Short exercise
Identify, in the records below, every line where the string "screenshot" appears, and copy each such line.

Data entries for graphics

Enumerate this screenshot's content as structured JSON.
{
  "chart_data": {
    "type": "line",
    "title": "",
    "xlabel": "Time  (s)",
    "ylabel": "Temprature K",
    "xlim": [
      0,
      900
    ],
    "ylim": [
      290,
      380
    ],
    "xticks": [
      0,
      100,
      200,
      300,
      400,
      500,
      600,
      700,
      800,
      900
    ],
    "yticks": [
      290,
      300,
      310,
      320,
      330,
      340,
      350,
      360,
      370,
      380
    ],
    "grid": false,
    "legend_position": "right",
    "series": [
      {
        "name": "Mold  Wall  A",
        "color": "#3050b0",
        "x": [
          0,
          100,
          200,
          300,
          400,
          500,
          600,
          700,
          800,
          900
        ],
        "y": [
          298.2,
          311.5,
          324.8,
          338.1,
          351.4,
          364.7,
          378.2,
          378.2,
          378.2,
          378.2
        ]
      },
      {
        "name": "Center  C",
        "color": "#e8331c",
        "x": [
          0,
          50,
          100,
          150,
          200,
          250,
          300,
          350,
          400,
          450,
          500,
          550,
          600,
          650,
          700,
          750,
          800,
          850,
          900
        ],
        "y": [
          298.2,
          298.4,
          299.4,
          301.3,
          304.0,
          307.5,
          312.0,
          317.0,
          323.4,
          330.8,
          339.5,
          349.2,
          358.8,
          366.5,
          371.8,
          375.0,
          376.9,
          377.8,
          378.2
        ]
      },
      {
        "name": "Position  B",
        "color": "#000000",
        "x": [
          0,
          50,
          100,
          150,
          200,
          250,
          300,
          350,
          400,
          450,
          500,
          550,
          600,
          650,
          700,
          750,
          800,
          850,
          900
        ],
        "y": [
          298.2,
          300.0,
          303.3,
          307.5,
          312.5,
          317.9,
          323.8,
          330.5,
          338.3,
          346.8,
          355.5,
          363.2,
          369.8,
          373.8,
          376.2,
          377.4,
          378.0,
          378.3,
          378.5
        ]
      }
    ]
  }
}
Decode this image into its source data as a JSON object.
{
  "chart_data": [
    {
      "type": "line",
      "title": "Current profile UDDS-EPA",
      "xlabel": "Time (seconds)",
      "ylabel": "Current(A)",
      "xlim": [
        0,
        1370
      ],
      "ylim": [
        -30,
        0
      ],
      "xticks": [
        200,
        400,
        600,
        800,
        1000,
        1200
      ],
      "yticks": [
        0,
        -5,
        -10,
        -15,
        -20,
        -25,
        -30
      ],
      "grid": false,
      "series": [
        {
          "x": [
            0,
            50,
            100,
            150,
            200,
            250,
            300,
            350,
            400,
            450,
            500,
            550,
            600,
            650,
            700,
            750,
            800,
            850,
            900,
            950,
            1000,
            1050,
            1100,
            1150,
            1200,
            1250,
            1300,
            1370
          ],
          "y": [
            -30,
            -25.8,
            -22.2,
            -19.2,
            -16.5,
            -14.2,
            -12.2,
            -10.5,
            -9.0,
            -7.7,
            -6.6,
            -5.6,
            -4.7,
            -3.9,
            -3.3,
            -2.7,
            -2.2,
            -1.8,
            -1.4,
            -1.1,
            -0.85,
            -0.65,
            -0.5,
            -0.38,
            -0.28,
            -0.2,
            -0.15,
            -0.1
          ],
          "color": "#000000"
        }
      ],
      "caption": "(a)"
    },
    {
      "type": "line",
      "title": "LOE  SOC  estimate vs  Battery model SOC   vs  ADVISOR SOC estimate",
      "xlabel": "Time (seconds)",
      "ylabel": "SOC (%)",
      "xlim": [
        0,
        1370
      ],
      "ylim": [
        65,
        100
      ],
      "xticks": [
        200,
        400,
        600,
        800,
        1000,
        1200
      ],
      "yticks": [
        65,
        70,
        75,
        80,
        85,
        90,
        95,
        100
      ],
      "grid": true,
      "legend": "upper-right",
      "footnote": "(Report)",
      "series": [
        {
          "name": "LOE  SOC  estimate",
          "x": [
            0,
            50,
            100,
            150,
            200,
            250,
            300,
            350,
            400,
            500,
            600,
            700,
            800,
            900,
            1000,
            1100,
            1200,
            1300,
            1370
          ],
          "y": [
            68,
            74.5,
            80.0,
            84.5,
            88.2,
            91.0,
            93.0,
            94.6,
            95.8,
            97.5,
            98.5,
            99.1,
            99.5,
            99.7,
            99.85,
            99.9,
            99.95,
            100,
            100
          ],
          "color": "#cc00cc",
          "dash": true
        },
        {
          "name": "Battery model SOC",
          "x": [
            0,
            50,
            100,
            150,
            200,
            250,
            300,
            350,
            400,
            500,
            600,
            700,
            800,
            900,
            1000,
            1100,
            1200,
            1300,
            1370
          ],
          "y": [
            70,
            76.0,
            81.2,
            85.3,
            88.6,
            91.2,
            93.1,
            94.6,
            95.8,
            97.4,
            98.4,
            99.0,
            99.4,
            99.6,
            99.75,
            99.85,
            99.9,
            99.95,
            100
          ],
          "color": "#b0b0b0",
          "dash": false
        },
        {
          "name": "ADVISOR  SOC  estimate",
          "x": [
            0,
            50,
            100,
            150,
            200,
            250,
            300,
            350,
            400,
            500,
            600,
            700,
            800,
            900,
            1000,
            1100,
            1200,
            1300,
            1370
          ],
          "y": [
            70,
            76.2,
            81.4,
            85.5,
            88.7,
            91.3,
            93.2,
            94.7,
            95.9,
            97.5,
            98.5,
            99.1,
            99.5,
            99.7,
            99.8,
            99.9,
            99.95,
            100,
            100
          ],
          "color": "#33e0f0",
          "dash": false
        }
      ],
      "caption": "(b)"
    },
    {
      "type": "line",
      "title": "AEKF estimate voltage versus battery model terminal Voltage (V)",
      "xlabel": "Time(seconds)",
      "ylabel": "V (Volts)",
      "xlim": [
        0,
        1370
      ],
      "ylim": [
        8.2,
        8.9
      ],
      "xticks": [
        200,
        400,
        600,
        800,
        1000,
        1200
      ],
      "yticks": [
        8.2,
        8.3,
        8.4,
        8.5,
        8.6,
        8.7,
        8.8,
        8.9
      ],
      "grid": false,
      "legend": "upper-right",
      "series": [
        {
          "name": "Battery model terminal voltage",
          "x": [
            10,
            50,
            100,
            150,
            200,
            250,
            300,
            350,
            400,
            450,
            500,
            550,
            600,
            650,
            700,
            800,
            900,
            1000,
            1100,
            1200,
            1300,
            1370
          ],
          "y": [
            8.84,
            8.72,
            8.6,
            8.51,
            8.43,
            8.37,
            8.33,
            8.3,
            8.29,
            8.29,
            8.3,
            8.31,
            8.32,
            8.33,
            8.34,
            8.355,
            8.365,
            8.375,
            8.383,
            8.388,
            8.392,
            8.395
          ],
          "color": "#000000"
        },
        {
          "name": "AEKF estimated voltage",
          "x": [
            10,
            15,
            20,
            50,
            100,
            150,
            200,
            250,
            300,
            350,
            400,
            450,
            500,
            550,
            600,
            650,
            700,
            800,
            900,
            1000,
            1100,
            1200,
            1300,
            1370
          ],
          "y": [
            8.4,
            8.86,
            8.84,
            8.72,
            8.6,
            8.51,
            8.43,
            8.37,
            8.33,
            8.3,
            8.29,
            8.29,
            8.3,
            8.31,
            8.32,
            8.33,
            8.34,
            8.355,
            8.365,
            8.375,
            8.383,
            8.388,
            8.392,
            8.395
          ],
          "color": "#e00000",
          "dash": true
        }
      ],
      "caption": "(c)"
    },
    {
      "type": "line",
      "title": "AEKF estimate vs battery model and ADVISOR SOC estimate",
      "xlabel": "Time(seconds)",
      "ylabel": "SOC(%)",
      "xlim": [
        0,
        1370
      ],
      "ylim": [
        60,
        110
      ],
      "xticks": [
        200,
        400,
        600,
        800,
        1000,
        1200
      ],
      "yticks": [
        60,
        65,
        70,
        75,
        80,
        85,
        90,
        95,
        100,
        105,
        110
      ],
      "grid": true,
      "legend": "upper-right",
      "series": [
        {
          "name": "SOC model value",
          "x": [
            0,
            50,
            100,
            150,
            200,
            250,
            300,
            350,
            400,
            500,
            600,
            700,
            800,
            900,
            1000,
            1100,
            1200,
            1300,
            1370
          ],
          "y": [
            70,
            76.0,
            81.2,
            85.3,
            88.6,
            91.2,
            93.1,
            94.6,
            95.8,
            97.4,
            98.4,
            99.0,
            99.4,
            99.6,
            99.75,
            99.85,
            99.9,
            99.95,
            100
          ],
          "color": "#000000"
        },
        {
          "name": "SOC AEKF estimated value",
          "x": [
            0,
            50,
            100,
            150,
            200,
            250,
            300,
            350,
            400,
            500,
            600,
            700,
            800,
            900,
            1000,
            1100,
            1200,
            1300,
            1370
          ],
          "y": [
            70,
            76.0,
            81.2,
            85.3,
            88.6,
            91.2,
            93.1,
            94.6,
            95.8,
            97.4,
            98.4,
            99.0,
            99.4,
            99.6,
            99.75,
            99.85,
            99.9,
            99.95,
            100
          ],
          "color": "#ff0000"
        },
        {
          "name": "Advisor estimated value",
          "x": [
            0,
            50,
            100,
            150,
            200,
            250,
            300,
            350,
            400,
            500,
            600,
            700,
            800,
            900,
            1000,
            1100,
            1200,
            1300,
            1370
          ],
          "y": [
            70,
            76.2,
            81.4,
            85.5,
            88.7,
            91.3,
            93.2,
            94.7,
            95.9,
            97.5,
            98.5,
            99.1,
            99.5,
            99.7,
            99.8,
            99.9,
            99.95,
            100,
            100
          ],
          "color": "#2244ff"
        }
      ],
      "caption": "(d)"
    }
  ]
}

--

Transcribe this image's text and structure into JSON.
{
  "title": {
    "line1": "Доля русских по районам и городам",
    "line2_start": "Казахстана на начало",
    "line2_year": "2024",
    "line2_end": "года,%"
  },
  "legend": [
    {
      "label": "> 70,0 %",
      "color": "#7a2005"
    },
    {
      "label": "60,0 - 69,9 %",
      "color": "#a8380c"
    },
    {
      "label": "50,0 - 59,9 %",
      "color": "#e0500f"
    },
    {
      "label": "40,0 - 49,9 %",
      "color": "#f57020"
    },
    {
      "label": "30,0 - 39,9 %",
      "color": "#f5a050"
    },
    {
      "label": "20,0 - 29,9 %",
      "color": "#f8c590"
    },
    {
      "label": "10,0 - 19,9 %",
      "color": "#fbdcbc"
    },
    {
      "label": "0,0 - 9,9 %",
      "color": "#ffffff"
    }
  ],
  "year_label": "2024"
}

* * *

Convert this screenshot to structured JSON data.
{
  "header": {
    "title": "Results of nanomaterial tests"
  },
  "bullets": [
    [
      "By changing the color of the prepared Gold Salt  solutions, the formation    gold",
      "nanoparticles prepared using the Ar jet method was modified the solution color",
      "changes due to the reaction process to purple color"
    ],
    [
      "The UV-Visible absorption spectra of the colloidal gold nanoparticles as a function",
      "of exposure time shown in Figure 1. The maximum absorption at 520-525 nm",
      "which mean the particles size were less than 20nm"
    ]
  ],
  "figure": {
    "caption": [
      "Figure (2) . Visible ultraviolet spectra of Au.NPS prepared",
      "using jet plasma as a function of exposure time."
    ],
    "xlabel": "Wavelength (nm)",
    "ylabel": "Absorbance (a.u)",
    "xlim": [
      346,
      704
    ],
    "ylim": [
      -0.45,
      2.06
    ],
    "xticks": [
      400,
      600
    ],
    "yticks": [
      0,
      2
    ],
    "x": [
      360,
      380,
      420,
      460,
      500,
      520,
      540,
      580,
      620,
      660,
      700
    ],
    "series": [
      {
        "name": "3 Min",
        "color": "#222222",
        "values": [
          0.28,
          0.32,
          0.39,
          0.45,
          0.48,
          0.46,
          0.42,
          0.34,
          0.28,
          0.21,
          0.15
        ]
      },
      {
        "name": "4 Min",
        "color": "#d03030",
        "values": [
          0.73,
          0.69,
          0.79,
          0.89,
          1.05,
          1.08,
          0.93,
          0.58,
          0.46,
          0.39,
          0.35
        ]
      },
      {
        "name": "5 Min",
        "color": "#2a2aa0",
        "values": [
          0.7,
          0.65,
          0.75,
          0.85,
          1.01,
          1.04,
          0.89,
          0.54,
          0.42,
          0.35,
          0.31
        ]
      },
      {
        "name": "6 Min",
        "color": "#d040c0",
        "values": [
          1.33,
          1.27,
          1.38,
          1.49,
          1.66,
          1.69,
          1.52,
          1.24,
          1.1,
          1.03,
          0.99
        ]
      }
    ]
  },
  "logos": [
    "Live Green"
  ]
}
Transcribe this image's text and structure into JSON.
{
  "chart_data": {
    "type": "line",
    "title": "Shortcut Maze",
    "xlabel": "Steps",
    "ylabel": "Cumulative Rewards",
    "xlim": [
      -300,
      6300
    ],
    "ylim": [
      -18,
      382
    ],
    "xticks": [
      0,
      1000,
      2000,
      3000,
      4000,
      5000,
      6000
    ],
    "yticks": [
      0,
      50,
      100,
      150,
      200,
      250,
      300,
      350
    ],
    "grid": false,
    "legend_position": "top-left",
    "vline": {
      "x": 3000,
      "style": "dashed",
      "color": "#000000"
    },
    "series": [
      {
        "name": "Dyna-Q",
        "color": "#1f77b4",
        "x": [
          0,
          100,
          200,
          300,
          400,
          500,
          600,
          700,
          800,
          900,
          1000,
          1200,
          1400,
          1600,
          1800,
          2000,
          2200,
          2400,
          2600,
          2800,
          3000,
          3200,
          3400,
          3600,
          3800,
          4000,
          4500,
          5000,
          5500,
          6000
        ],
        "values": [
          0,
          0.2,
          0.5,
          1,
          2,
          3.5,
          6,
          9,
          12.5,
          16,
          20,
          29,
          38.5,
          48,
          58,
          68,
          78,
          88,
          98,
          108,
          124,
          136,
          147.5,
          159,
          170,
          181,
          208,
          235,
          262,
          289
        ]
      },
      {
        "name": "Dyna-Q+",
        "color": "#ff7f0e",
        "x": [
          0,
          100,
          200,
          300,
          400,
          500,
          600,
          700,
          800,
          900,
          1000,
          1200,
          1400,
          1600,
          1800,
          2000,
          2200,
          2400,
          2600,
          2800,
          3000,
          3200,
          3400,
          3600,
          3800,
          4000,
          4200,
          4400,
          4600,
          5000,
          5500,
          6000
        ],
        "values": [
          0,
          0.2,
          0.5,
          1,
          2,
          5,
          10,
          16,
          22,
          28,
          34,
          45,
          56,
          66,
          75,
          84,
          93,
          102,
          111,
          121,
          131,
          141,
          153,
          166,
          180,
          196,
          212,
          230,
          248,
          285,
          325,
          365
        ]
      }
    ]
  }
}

Correct result
Enumerate this screenshot's content as structured JSON.
Convert this screenshot to structured JSON data.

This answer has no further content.